_WHAT IS ASKED_.
Every record must be repeated exactly, with no omission.
━━━━━ RECORDS SUPPLIED ━━━━━
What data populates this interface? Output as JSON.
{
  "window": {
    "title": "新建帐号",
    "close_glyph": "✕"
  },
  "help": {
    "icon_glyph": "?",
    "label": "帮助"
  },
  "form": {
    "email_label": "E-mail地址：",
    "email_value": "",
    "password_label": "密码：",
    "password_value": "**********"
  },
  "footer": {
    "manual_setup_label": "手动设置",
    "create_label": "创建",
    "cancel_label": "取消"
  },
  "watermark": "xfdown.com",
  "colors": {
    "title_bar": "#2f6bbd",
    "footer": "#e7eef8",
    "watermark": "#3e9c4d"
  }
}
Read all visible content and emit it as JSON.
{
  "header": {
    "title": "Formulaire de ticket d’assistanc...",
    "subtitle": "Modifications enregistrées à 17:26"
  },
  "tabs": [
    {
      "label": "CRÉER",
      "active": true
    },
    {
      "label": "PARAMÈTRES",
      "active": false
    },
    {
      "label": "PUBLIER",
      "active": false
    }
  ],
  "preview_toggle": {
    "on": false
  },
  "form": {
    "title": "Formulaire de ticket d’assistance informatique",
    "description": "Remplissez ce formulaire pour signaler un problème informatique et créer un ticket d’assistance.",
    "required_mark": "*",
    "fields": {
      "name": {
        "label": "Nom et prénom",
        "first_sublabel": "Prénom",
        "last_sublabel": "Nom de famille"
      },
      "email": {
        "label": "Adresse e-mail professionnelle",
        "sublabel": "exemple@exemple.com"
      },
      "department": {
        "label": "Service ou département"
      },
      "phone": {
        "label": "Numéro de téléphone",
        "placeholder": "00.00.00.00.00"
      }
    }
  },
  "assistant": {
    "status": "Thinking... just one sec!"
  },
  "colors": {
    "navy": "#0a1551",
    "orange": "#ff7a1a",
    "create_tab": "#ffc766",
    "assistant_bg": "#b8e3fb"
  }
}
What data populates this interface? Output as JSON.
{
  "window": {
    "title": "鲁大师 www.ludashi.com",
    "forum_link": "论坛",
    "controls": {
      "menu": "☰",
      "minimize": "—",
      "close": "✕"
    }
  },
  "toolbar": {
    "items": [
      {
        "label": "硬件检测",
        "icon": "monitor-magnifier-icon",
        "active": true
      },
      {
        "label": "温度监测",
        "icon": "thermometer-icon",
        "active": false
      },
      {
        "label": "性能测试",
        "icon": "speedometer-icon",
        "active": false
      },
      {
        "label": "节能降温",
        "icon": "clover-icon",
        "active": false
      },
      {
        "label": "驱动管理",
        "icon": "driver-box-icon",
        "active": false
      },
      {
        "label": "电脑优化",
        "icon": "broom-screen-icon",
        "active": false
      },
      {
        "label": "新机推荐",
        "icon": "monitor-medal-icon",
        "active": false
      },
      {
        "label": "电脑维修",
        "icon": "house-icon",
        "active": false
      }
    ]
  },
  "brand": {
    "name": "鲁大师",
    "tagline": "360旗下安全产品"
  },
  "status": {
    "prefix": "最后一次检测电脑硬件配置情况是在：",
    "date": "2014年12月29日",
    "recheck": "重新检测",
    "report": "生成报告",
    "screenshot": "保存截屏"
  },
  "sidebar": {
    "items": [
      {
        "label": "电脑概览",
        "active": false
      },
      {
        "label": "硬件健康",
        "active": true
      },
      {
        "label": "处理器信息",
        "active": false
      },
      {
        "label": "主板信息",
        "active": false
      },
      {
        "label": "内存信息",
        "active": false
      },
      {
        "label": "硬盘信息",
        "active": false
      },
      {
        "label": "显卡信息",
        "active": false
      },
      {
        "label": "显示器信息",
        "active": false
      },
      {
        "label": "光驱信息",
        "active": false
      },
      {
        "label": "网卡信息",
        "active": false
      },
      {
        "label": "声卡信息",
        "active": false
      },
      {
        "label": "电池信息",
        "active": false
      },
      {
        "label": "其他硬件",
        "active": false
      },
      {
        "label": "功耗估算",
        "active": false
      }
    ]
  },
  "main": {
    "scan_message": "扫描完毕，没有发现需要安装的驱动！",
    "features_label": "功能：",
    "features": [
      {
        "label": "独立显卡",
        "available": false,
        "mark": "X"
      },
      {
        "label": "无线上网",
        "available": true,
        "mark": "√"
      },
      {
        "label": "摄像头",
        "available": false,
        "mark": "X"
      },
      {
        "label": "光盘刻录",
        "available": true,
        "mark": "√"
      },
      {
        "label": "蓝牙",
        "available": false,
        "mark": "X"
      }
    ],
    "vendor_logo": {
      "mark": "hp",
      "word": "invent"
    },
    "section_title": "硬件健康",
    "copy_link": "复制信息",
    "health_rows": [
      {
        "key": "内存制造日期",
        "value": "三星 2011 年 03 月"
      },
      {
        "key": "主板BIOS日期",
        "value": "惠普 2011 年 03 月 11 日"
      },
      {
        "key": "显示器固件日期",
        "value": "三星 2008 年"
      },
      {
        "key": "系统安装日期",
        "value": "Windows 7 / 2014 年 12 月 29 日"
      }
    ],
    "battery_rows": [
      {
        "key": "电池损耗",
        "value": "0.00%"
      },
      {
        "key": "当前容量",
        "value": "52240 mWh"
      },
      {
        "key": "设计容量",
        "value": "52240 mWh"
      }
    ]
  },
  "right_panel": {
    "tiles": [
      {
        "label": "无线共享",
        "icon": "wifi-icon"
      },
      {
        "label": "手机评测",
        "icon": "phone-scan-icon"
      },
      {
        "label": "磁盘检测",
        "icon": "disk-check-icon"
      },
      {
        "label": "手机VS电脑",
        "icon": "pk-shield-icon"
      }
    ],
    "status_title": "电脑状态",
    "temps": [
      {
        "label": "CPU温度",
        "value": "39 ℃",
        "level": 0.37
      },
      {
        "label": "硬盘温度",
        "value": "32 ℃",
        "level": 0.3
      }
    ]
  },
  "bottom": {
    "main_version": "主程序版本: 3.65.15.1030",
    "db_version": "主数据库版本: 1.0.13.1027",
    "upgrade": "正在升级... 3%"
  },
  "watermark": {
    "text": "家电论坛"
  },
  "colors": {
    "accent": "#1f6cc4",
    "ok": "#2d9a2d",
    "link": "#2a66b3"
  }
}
━━━━━
_ANSWER TO THIS TASK_.
What data populates this interface? Output as JSON.
{
  "window": {
    "title": "新建帐号",
    "close_glyph": "✕"
  },
  "help": {
    "icon_glyph": "?",
    "label": "帮助"
  },
  "form": {
    "email_label": "E-mail地址：",
    "email_value": "",
    "password_label": "密码：",
    "password_value": "**********"
  },
  "footer": {
    "manual_setup_label": "手动设置",
    "create_label": "创建",
    "cancel_label": "取消"
  },
  "watermark": "xfdown.com",
  "colors": {
    "title_bar": "#2f6bbd",
    "footer": "#e7eef8",
    "watermark": "#3e9c4d"
  }
}
Read all visible content and emit it as JSON.
{
  "header": {
    "title": "Formulaire de ticket d’assistanc...",
    "subtitle": "Modifications enregistrées à 17:26"
  },
  "tabs": [
    {
      "label": "CRÉER",
      "active": true
    },
    {
      "label": "PARAMÈTRES",
      "active": false
    },
    {
      "label": "PUBLIER",
      "active": false
    }
  ],
  "preview_toggle": {
    "on": false
  },
  "form": {
    "title": "Formulaire de ticket d’assistance informatique",
    "description": "Remplissez ce formulaire pour signaler un problème informatique et créer un ticket d’assistance.",
    "required_mark": "*",
    "fields": {
      "name": {
        "label": "Nom et prénom",
        "first_sublabel": "Prénom",
        "last_sublabel": "Nom de famille"
      },
      "email": {
        "label": "Adresse e-mail professionnelle",
        "sublabel": "exemple@exemple.com"
      },
      "department": {
        "label": "Service ou département"
      },
      "phone": {
        "label": "Numéro de téléphone",
        "placeholder": "00.00.00.00.00"
      }
    }
  },
  "assistant": {
    "status": "Thinking... just one sec!"
  },
  "colors": {
    "navy": "#0a1551",
    "orange": "#ff7a1a",
    "create_tab": "#ffc766",
    "assistant_bg": "#b8e3fb"
  }
}
What data populates this interface? Output as JSON.
{
  "window": {
    "title": "鲁大师 www.ludashi.com",
    "forum_link": "论坛",
    "controls": {
      "menu": "☰",
      "minimize": "—",
      "close": "✕"
    }
  },
  "toolbar": {
    "items": [
      {
        "label": "硬件检测",
        "icon": "monitor-magnifier-icon",
        "active": true
      },
      {
        "label": "温度监测",
        "icon": "thermometer-icon",
        "active": false
      },
      {
        "label": "性能测试",
        "icon": "speedometer-icon",
        "active": false
      },
      {
        "label": "节能降温",
        "icon": "clover-icon",
        "active": false
      },
      {
        "label": "驱动管理",
        "icon": "driver-box-icon",
        "active": false
      },
      {
        "label": "电脑优化",
        "icon": "broom-screen-icon",
        "active": false
      },
      {
        "label": "新机推荐",
        "icon": "monitor-medal-icon",
        "active": false
      },
      {
        "label": "电脑维修",
        "icon": "house-icon",
        "active": false
      }
    ]
  },
  "brand": {
    "name": "鲁大师",
    "tagline": "360旗下安全产品"
  },
  "status": {
    "prefix": "最后一次检测电脑硬件配置情况是在：",
    "date": "2014年12月29日",
    "recheck": "重新检测",
    "report": "生成报告",
    "screenshot": "保存截屏"
  },
  "sidebar": {
    "items": [
      {
        "label": "电脑概览",
        "active": false
      },
      {
        "label": "硬件健康",
        "active": true
      },
      {
        "label": "处理器信息",
        "active": false
      },
      {
        "label": "主板信息",
        "active": false
      },
      {
        "label": "内存信息",
        "active": false
      },
      {
        "label": "硬盘信息",
        "active": false
      },
      {
        "label": "显卡信息",
        "active": false
      },
      {
        "label": "显示器信息",
        "active": false
      },
      {
        "label": "光驱信息",
        "active": false
      },
      {
        "label": "网卡信息",
        "active": false
      },
      {
        "label": "声卡信息",
        "active": false
      },
      {
        "label": "电池信息",
        "active": false
      },
      {
        "label": "其他硬件",
        "active": false
      },
      {
        "label": "功耗估算",
        "active": false
      }
    ]
  },
  "main": {
    "scan_message": "扫描完毕，没有发现需要安装的驱动！",
    "features_label": "功能：",
    "features": [
      {
        "label": "独立显卡",
        "available": false,
        "mark": "X"
      },
      {
        "label": "无线上网",
        "available": true,
        "mark": "√"
      },
      {
        "label": "摄像头",
        "available": false,
        "mark": "X"
      },
      {
        "label": "光盘刻录",
        "available": true,
        "mark": "√"
      },
      {
        "label": "蓝牙",
        "available": false,
        "mark": "X"
      }
    ],
    "vendor_logo": {
      "mark": "hp",
      "word": "invent"
    },
    "section_title": "硬件健康",
    "copy_link": "复制信息",
    "health_rows": [
      {
        "key": "内存制造日期",
        "value": "三星 2011 年 03 月"
      },
      {
        "key": "主板BIOS日期",
        "value": "惠普 2011 年 03 月 11 日"
      },
      {
        "key": "显示器固件日期",
        "value": "三星 2008 年"
      },
      {
        "key": "系统安装日期",
        "value": "Windows 7 / 2014 年 12 月 29 日"
      }
    ],
    "battery_rows": [
      {
        "key": "电池损耗",
        "value": "0.00%"
      },
      {
        "key": "当前容量",
        "value": "52240 mWh"
      },
      {
        "key": "设计容量",
        "value": "52240 mWh"
      }
    ]
  },
  "right_panel": {
    "tiles": [
      {
        "label": "无线共享",
        "icon": "wifi-icon"
      },
      {
        "label": "手机评测",
        "icon": "phone-scan-icon"
      },
      {
        "label": "磁盘检测",
        "icon": "disk-check-icon"
      },
      {
        "label": "手机VS电脑",
        "icon": "pk-shield-icon"
      }
    ],
    "status_title": "电脑状态",
    "temps": [
      {
        "label": "CPU温度",
        "value": "39 ℃",
        "level": 0.37
      },
      {
        "label": "硬盘温度",
        "value": "32 ℃",
        "level": 0.3
      }
    ]
  },
  "bottom": {
    "main_version": "主程序版本: 3.65.15.1030",
    "db_version": "主数据库版本: 1.0.13.1027",
    "upgrade": "正在升级... 3%"
  },
  "watermark": {
    "text": "家电论坛"
  },
  "colors": {
    "accent": "#1f6cc4",
    "ok": "#2d9a2d",
    "link": "#2a66b3"
  }
}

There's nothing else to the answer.